- [Your task]: Extract the entries in their exact form.

- [Figure record listings]:

■ ■ ■

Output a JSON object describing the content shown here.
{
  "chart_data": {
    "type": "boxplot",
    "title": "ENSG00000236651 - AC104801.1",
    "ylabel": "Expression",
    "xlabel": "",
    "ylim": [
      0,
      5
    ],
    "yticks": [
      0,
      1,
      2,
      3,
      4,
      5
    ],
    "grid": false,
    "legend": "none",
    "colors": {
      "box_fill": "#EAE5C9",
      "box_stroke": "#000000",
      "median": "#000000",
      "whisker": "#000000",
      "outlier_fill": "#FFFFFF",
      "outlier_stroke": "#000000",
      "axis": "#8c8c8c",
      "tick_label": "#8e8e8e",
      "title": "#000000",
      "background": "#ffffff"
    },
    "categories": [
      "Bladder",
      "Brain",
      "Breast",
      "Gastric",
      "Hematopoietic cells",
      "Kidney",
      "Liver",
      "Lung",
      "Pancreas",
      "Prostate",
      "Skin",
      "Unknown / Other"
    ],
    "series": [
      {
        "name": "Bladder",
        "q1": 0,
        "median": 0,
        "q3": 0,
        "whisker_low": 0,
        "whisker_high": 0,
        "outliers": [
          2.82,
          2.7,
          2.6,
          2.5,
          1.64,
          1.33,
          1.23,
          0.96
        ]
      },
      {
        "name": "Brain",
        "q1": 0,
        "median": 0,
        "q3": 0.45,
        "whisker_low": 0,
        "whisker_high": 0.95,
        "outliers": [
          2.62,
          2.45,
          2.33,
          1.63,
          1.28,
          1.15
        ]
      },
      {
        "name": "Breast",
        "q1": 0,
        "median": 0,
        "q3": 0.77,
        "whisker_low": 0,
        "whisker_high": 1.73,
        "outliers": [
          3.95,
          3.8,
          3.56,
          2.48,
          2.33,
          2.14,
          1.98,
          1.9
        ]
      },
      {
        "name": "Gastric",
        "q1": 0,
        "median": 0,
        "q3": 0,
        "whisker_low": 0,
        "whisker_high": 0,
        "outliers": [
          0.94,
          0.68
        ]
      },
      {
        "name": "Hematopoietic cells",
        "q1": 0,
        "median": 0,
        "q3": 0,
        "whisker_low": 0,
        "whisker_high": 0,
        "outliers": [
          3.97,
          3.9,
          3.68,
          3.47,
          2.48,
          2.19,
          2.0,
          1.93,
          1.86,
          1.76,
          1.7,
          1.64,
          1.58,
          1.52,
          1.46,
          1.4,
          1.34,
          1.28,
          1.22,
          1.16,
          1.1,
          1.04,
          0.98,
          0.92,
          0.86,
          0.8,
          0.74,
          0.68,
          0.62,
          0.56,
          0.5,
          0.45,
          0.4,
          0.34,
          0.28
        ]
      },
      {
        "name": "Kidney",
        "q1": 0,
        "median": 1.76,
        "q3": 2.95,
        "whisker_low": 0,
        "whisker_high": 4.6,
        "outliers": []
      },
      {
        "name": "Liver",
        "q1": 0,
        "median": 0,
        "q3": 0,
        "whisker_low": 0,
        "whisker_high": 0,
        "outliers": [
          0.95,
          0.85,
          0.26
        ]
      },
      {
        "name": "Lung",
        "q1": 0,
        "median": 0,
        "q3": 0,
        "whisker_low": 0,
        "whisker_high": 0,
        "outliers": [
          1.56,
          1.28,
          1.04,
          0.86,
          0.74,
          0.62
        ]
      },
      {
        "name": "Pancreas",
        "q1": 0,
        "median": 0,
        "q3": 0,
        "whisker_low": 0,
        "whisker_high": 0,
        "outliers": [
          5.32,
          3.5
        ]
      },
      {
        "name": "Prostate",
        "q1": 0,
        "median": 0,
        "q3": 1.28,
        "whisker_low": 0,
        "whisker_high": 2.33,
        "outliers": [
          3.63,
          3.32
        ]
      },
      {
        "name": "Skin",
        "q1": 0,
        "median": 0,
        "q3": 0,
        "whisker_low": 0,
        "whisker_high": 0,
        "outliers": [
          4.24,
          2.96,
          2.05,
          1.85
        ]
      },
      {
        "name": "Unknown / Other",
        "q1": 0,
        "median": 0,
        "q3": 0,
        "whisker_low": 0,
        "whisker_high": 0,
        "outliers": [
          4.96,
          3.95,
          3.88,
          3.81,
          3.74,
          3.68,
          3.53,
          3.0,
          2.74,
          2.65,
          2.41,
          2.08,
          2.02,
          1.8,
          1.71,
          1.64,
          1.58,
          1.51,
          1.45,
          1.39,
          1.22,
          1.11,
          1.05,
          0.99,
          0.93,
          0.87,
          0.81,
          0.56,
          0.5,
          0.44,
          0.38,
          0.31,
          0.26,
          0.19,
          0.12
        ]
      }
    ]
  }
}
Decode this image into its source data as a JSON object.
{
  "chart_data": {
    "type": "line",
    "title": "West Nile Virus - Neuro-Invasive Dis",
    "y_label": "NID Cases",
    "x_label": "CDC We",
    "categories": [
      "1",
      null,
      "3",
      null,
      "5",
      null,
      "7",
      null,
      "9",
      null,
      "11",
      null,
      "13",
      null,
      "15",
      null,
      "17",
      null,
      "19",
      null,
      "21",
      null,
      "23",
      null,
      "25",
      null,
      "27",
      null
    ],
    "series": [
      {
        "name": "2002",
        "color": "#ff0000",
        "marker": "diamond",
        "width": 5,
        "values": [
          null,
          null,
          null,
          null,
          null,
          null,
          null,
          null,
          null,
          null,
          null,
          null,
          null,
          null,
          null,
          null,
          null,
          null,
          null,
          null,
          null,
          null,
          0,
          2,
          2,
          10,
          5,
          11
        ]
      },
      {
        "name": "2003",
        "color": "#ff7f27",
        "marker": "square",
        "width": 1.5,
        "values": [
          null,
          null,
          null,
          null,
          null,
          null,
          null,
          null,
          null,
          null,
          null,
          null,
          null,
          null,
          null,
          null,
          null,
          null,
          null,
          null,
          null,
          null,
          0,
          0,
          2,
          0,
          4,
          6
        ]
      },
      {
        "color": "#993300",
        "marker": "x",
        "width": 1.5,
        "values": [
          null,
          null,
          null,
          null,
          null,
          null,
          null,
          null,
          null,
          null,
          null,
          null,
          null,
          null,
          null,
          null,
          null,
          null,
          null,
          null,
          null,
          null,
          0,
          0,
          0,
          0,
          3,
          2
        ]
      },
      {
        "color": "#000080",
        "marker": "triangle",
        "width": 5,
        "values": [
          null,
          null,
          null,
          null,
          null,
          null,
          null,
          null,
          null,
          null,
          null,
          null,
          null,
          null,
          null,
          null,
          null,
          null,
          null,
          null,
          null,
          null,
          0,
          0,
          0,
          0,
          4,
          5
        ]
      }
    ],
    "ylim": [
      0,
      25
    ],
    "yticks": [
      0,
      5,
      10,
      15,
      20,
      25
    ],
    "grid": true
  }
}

■ ■ ■

- [Problem solution]:
Output a JSON object describing the content shown here.
{
  "chart_data": {
    "type": "boxplot",
    "title": "ENSG00000236651 - AC104801.1",
    "ylabel": "Expression",
    "xlabel": "",
    "ylim": [
      0,
      5
    ],
    "yticks": [
      0,
      1,
      2,
      3,
      4,
      5
    ],
    "grid": false,
    "legend": "none",
    "colors": {
      "box_fill": "#EAE5C9",
      "box_stroke": "#000000",
      "median": "#000000",
      "whisker": "#000000",
      "outlier_fill": "#FFFFFF",
      "outlier_stroke": "#000000",
      "axis": "#8c8c8c",
      "tick_label": "#8e8e8e",
      "title": "#000000",
      "background": "#ffffff"
    },
    "categories": [
      "Bladder",
      "Brain",
      "Breast",
      "Gastric",
      "Hematopoietic cells",
      "Kidney",
      "Liver",
      "Lung",
      "Pancreas",
      "Prostate",
      "Skin",
      "Unknown / Other"
    ],
    "series": [
      {
        "name": "Bladder",
        "q1": 0,
        "median": 0,
        "q3": 0,
        "whisker_low": 0,
        "whisker_high": 0,
        "outliers": [
          2.82,
          2.7,
          2.6,
          2.5,
          1.64,
          1.33,
          1.23,
          0.96
        ]
      },
      {
        "name": "Brain",
        "q1": 0,
        "median": 0,
        "q3": 0.45,
        "whisker_low": 0,
        "whisker_high": 0.95,
        "outliers": [
          2.62,
          2.45,
          2.33,
          1.63,
          1.28,
          1.15
        ]
      },
      {
        "name": "Breast",
        "q1": 0,
        "median": 0,
        "q3": 0.77,
        "whisker_low": 0,
        "whisker_high": 1.73,
        "outliers": [
          3.95,
          3.8,
          3.56,
          2.48,
          2.33,
          2.14,
          1.98,
          1.9
        ]
      },
      {
        "name": "Gastric",
        "q1": 0,
        "median": 0,
        "q3": 0,
        "whisker_low": 0,
        "whisker_high": 0,
        "outliers": [
          0.94,
          0.68
        ]
      },
      {
        "name": "Hematopoietic cells",
        "q1": 0,
        "median": 0,
        "q3": 0,
        "whisker_low": 0,
        "whisker_high": 0,
        "outliers": [
          3.97,
          3.9,
          3.68,
          3.47,
          2.48,
          2.19,
          2.0,
          1.93,
          1.86,
          1.76,
          1.7,
          1.64,
          1.58,
          1.52,
          1.46,
          1.4,
          1.34,
          1.28,
          1.22,
          1.16,
          1.1,
          1.04,
          0.98,
          0.92,
          0.86,
          0.8,
          0.74,
          0.68,
          0.62,
          0.56,
          0.5,
          0.45,
          0.4,
          0.34,
          0.28
        ]
      },
      {
        "name": "Kidney",
        "q1": 0,
        "median": 1.76,
        "q3": 2.95,
        "whisker_low": 0,
        "whisker_high": 4.6,
        "outliers": []
      },
      {
        "name": "Liver",
        "q1": 0,
        "median": 0,
        "q3": 0,
        "whisker_low": 0,
        "whisker_high": 0,
        "outliers": [
          0.95,
          0.85,
          0.26
        ]
      },
      {
        "name": "Lung",
        "q1": 0,
        "median": 0,
        "q3": 0,
        "whisker_low": 0,
        "whisker_high": 0,
        "outliers": [
          1.56,
          1.28,
          1.04,
          0.86,
          0.74,
          0.62
        ]
      },
      {
        "name": "Pancreas",
        "q1": 0,
        "median": 0,
        "q3": 0,
        "whisker_low": 0,
        "whisker_high": 0,
        "outliers": [
          5.32,
          3.5
        ]
      },
      {
        "name": "Prostate",
        "q1": 0,
        "median": 0,
        "q3": 1.28,
        "whisker_low": 0,
        "whisker_high": 2.33,
        "outliers": [
          3.63,
          3.32
        ]
      },
      {
        "name": "Skin",
        "q1": 0,
        "median": 0,
        "q3": 0,
        "whisker_low": 0,
        "whisker_high": 0,
        "outliers": [
          4.24,
          2.96,
          2.05,
          1.85
        ]
      },
      {
        "name": "Unknown / Other",
        "q1": 0,
        "median": 0,
        "q3": 0,
        "whisker_low": 0,
        "whisker_high": 0,
        "outliers": [
          4.96,
          3.95,
          3.88,
          3.81,
          3.74,
          3.68,
          3.53,
          3.0,
          2.74,
          2.65,
          2.41,
          2.08,
          2.02,
          1.8,
          1.71,
          1.64,
          1.58,
          1.51,
          1.45,
          1.39,
          1.22,
          1.11,
          1.05,
          0.99,
          0.93,
          0.87,
          0.81,
          0.56,
          0.5,
          0.44,
          0.38,
          0.31,
          0.26,
          0.19,
          0.12
        ]
      }
    ]
  }
}
Decode this image into its source data as a JSON object.
{
  "chart_data": {
    "type": "line",
    "title": "West Nile Virus - Neuro-Invasive Dis",
    "y_label": "NID Cases",
    "x_label": "CDC We",
    "categories": [
      "1",
      null,
      "3",
      null,
      "5",
      null,
      "7",
      null,
      "9",
      null,
      "11",
      null,
      "13",
      null,
      "15",
      null,
      "17",
      null,
      "19",
      null,
      "21",
      null,
      "23",
      null,
      "25",
      null,
      "27",
      null
    ],
    "series": [
      {
        "name": "2002",
        "color": "#ff0000",
        "marker": "diamond",
        "width": 5,
        "values": [
          null,
          null,
          null,
          null,
          null,
          null,
          null,
          null,
          null,
          null,
          null,
          null,
          null,
          null,
          null,
          null,
          null,
          null,
          null,
          null,
          null,
          null,
          0,
          2,
          2,
          10,
          5,
          11
        ]
      },
      {
        "name": "2003",
        "color": "#ff7f27",
        "marker": "square",
        "width": 1.5,
        "values": [
          null,
          null,
          null,
          null,
          null,
          null,
          null,
          null,
          null,
          null,
          null,
          null,
          null,
          null,
          null,
          null,
          null,
          null,
          null,
          null,
          null,
          null,
          0,
          0,
          2,
          0,
          4,
          6
        ]
      },
      {
        "color": "#993300",
        "marker": "x",
        "width": 1.5,
        "values": [
          null,
          null,
          null,
          null,
          null,
          null,
          null,
          null,
          null,
          null,
          null,
          null,
          null,
          null,
          null,
          null,
          null,
          null,
          null,
          null,
          null,
          null,
          0,
          0,
          0,
          0,
          3,
          2
        ]
      },
      {
        "color": "#000080",
        "marker": "triangle",
        "width": 5,
        "values": [
          null,
          null,
          null,
          null,
          null,
          null,
          null,
          null,
          null,
          null,
          null,
          null,
          null,
          null,
          null,
          null,
          null,
          null,
          null,
          null,
          null,
          null,
          0,
          0,
          0,
          0,
          4,
          5
        ]
      }
    ],
    "ylim": [
      0,
      25
    ],
    "yticks": [
      0,
      5,
      10,
      15,
      20,
      25
    ],
    "grid": true
  }
}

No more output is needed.